(Items from a dataset)
□ □ □ □ □

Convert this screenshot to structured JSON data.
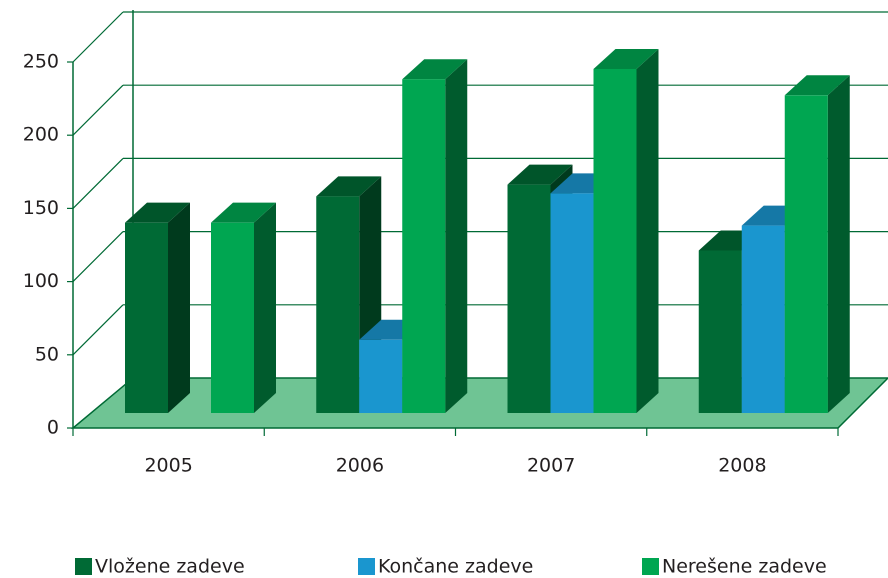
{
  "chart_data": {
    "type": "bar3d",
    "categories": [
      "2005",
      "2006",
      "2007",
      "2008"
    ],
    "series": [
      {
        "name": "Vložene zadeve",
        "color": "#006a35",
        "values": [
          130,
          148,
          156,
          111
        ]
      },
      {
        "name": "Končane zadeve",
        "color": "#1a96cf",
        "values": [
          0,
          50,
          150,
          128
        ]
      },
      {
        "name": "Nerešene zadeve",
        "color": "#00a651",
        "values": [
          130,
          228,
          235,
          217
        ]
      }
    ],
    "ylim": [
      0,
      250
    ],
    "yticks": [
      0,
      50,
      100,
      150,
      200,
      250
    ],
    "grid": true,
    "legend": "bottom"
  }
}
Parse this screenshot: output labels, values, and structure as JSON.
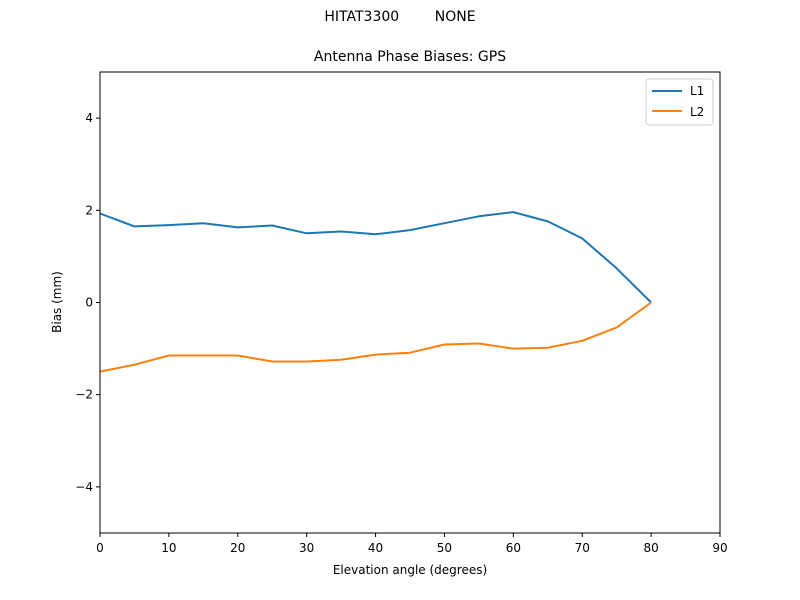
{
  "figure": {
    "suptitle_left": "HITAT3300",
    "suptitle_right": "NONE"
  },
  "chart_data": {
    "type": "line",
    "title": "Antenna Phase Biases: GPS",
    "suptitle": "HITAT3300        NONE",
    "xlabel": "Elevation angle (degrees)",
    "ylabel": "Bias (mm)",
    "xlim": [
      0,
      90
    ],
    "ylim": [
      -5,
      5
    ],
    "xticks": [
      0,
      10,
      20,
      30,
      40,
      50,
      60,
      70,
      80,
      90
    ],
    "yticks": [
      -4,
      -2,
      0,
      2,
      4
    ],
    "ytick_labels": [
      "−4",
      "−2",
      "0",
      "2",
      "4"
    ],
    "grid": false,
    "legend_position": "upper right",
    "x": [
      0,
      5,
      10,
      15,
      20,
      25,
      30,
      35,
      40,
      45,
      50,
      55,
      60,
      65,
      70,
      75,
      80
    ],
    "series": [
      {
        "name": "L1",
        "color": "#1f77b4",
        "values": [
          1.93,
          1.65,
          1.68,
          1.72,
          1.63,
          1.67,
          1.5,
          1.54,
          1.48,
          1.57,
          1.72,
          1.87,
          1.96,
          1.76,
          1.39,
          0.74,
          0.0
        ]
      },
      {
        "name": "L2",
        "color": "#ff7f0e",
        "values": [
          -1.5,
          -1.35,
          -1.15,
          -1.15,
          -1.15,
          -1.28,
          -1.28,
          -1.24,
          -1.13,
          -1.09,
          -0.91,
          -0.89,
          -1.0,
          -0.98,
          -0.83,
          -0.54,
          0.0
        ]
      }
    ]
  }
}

□ □ □ □ □

(Exercise aim) Pick out all lines from the data above in which the word "name" appears.

(Complete answer)
        "name": "Vložene zadeve",
        "name": "Končane zadeve",
        "name": "Nerešene zadeve",
        "name": "L1",
        "name": "L2",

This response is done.